» **The exercise**
The records below must be output exactly, without pictures.

Records that describe figures
------------------------------------------------------------
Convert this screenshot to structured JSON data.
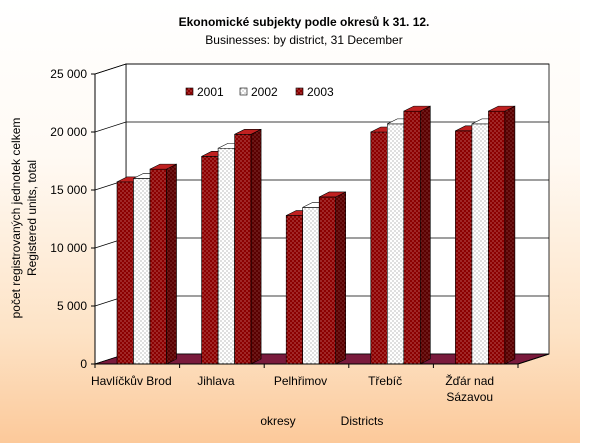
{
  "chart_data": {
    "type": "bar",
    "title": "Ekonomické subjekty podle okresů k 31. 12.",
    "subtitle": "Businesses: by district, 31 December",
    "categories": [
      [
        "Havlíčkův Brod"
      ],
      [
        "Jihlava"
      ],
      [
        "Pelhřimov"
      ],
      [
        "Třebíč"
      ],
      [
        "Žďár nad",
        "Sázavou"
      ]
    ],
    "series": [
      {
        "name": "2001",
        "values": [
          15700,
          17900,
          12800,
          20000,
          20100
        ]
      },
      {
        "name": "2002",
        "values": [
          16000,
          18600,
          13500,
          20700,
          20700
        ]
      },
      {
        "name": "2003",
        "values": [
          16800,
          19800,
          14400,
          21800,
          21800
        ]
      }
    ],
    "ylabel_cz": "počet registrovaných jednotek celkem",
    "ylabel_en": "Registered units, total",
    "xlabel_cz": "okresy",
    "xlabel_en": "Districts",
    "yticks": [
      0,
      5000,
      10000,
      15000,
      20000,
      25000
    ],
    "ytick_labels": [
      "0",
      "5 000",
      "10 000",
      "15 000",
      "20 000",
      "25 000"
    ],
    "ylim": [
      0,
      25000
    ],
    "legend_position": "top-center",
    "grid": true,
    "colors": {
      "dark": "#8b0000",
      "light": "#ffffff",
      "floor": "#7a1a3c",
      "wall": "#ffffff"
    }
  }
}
------------------------------------------------------------
» **Correct result**
Convert this screenshot to structured JSON data.
{
  "chart_data": {
    "type": "bar",
    "title": "Ekonomické subjekty podle okresů k 31. 12.",
    "subtitle": "Businesses: by district, 31 December",
    "categories": [
      [
        "Havlíčkův Brod"
      ],
      [
        "Jihlava"
      ],
      [
        "Pelhřimov"
      ],
      [
        "Třebíč"
      ],
      [
        "Žďár nad",
        "Sázavou"
      ]
    ],
    "series": [
      {
        "name": "2001",
        "values": [
          15700,
          17900,
          12800,
          20000,
          20100
        ]
      },
      {
        "name": "2002",
        "values": [
          16000,
          18600,
          13500,
          20700,
          20700
        ]
      },
      {
        "name": "2003",
        "values": [
          16800,
          19800,
          14400,
          21800,
          21800
        ]
      }
    ],
    "ylabel_cz": "počet registrovaných jednotek celkem",
    "ylabel_en": "Registered units, total",
    "xlabel_cz": "okresy",
    "xlabel_en": "Districts",
    "yticks": [
      0,
      5000,
      10000,
      15000,
      20000,
      25000
    ],
    "ytick_labels": [
      "0",
      "5 000",
      "10 000",
      "15 000",
      "20 000",
      "25 000"
    ],
    "ylim": [
      0,
      25000
    ],
    "legend_position": "top-center",
    "grid": true,
    "colors": {
      "dark": "#8b0000",
      "light": "#ffffff",
      "floor": "#7a1a3c",
      "wall": "#ffffff"
    }
  }
}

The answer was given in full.